* Begin Data for this task *
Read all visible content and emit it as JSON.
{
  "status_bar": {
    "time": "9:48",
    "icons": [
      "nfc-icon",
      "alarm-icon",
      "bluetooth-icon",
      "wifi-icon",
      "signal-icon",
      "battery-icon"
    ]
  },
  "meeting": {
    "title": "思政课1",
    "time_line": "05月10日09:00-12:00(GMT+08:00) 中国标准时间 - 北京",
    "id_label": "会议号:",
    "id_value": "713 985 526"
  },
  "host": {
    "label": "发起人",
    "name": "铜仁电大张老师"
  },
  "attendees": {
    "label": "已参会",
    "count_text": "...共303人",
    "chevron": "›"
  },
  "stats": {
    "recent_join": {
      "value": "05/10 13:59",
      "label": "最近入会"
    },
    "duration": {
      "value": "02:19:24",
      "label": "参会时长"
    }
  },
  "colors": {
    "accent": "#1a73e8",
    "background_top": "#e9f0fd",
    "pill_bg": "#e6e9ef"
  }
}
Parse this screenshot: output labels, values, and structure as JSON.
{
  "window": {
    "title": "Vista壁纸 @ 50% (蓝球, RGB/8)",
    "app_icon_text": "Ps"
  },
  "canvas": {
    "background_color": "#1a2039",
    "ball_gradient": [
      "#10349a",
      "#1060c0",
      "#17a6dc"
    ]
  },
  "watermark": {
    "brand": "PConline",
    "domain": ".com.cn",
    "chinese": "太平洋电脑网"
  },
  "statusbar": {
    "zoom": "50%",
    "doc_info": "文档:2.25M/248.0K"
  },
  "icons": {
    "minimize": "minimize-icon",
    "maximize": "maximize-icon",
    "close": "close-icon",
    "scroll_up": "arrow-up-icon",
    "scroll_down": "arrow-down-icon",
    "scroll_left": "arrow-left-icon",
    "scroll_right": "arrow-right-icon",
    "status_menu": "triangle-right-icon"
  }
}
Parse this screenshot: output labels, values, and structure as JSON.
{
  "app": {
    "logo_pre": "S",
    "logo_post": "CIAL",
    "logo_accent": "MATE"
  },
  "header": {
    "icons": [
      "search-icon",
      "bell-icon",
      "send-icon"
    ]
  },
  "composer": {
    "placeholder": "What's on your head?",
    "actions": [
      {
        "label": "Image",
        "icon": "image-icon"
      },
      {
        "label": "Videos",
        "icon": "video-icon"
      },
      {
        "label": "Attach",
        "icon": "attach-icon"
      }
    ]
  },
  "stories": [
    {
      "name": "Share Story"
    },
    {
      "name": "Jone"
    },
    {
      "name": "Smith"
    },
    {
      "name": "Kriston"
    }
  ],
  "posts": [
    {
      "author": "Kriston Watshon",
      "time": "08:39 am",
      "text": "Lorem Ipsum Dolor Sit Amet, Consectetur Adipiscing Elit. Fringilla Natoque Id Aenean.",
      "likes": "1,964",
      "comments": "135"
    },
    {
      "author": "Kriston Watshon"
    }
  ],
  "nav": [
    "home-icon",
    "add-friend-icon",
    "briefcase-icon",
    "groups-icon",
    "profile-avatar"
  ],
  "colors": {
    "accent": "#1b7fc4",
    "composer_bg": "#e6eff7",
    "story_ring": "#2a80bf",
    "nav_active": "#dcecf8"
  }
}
* End Data for this task *
**The exercise:** Set down the listing in full, keeping every word exactly as it is.

**Response:**
Read all visible content and emit it as JSON.
{
  "status_bar": {
    "time": "9:48",
    "icons": [
      "nfc-icon",
      "alarm-icon",
      "bluetooth-icon",
      "wifi-icon",
      "signal-icon",
      "battery-icon"
    ]
  },
  "meeting": {
    "title": "思政课1",
    "time_line": "05月10日09:00-12:00(GMT+08:00) 中国标准时间 - 北京",
    "id_label": "会议号:",
    "id_value": "713 985 526"
  },
  "host": {
    "label": "发起人",
    "name": "铜仁电大张老师"
  },
  "attendees": {
    "label": "已参会",
    "count_text": "...共303人",
    "chevron": "›"
  },
  "stats": {
    "recent_join": {
      "value": "05/10 13:59",
      "label": "最近入会"
    },
    "duration": {
      "value": "02:19:24",
      "label": "参会时长"
    }
  },
  "colors": {
    "accent": "#1a73e8",
    "background_top": "#e9f0fd",
    "pill_bg": "#e6e9ef"
  }
}
Parse this screenshot: output labels, values, and structure as JSON.
{
  "window": {
    "title": "Vista壁纸 @ 50% (蓝球, RGB/8)",
    "app_icon_text": "Ps"
  },
  "canvas": {
    "background_color": "#1a2039",
    "ball_gradient": [
      "#10349a",
      "#1060c0",
      "#17a6dc"
    ]
  },
  "watermark": {
    "brand": "PConline",
    "domain": ".com.cn",
    "chinese": "太平洋电脑网"
  },
  "statusbar": {
    "zoom": "50%",
    "doc_info": "文档:2.25M/248.0K"
  },
  "icons": {
    "minimize": "minimize-icon",
    "maximize": "maximize-icon",
    "close": "close-icon",
    "scroll_up": "arrow-up-icon",
    "scroll_down": "arrow-down-icon",
    "scroll_left": "arrow-left-icon",
    "scroll_right": "arrow-right-icon",
    "status_menu": "triangle-right-icon"
  }
}
Parse this screenshot: output labels, values, and structure as JSON.
{
  "app": {
    "logo_pre": "S",
    "logo_post": "CIAL",
    "logo_accent": "MATE"
  },
  "header": {
    "icons": [
      "search-icon",
      "bell-icon",
      "send-icon"
    ]
  },
  "composer": {
    "placeholder": "What's on your head?",
    "actions": [
      {
        "label": "Image",
        "icon": "image-icon"
      },
      {
        "label": "Videos",
        "icon": "video-icon"
      },
      {
        "label": "Attach",
        "icon": "attach-icon"
      }
    ]
  },
  "stories": [
    {
      "name": "Share Story"
    },
    {
      "name": "Jone"
    },
    {
      "name": "Smith"
    },
    {
      "name": "Kriston"
    }
  ],
  "posts": [
    {
      "author": "Kriston Watshon",
      "time": "08:39 am",
      "text": "Lorem Ipsum Dolor Sit Amet, Consectetur Adipiscing Elit. Fringilla Natoque Id Aenean.",
      "likes": "1,964",
      "comments": "135"
    },
    {
      "author": "Kriston Watshon"
    }
  ],
  "nav": [
    "home-icon",
    "add-friend-icon",
    "briefcase-icon",
    "groups-icon",
    "profile-avatar"
  ],
  "colors": {
    "accent": "#1b7fc4",
    "composer_bg": "#e6eff7",
    "story_ring": "#2a80bf",
    "nav_active": "#dcecf8"
  }
}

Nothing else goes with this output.